**** Entries shown

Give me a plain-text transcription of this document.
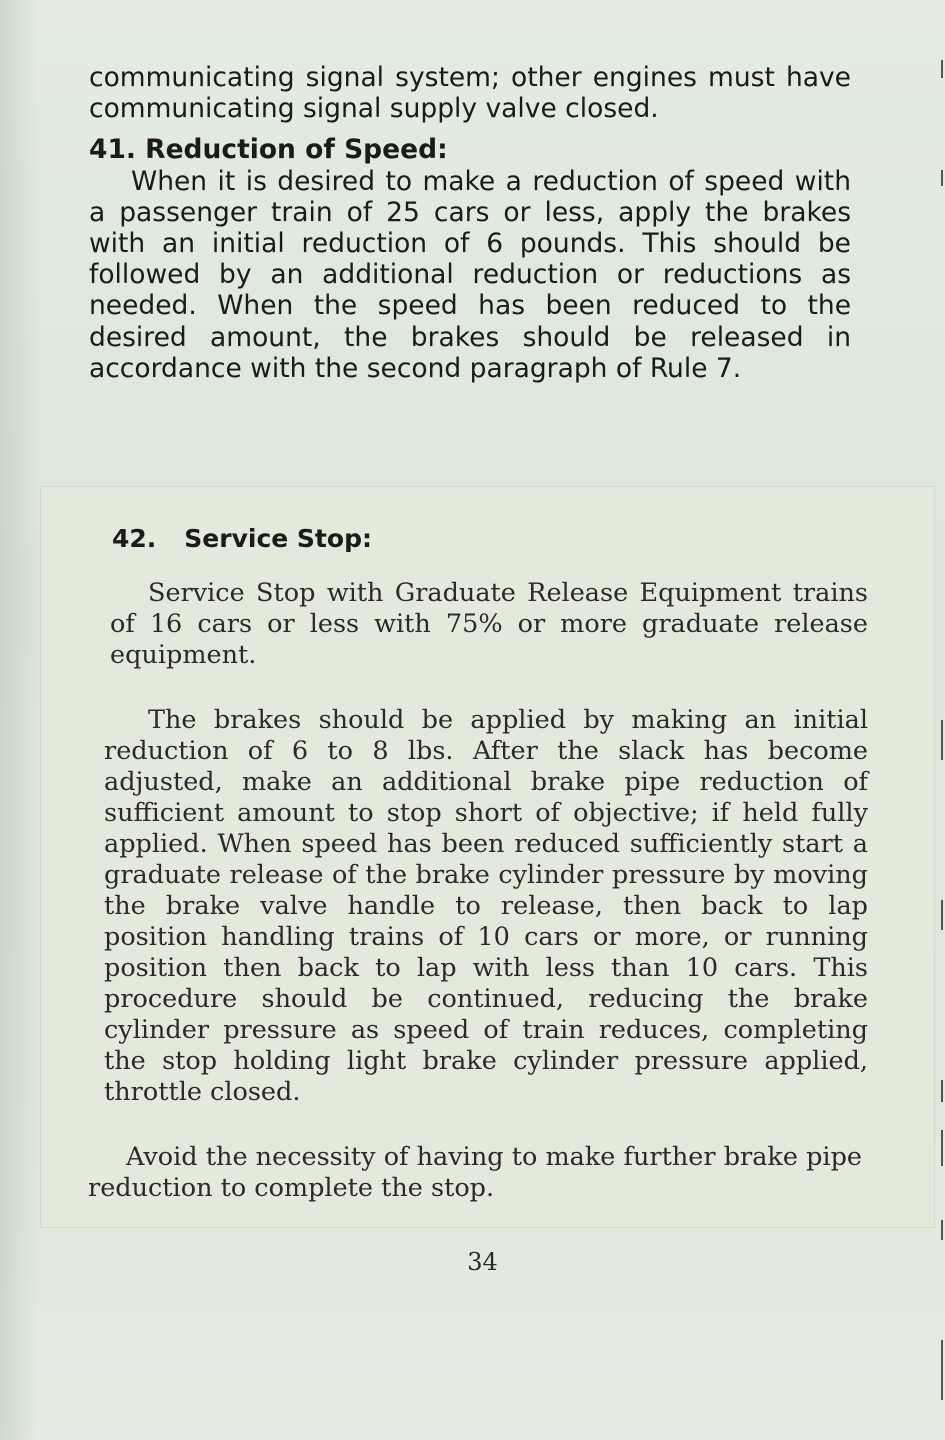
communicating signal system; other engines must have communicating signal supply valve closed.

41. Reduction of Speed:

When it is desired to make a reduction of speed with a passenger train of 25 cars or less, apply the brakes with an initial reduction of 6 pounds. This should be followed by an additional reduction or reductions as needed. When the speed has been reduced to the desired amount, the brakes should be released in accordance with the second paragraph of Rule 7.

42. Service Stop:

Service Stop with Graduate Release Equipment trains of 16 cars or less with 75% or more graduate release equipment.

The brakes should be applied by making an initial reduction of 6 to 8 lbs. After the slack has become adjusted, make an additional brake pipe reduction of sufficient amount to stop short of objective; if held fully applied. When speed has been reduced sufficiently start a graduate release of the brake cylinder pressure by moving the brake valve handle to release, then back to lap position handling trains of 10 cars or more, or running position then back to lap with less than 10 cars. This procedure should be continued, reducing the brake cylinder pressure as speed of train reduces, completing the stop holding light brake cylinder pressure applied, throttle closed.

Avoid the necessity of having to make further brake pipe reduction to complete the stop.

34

********

§ **Directive**
Extract each line holding the string "closed".

§ **The output**
communicating signal system; other engines must have communicating signal supply valve closed.
The brakes should be applied by making an initial reduction of 6 to 8 lbs. After the slack has become adjusted, make an additional brake pipe reduction of sufficient amount to stop short of objective; if held fully applied. When speed has been reduced sufficiently start a graduate release of the brake cylinder pressure by moving the brake valve handle to release, then back to lap position handling trains of 10 cars or more, or running position then back to lap with less than 10 cars. This procedure should be continued, reducing the brake cylinder pressure as speed of train reduces, completing the stop holding light brake cylinder pressure applied, throttle closed.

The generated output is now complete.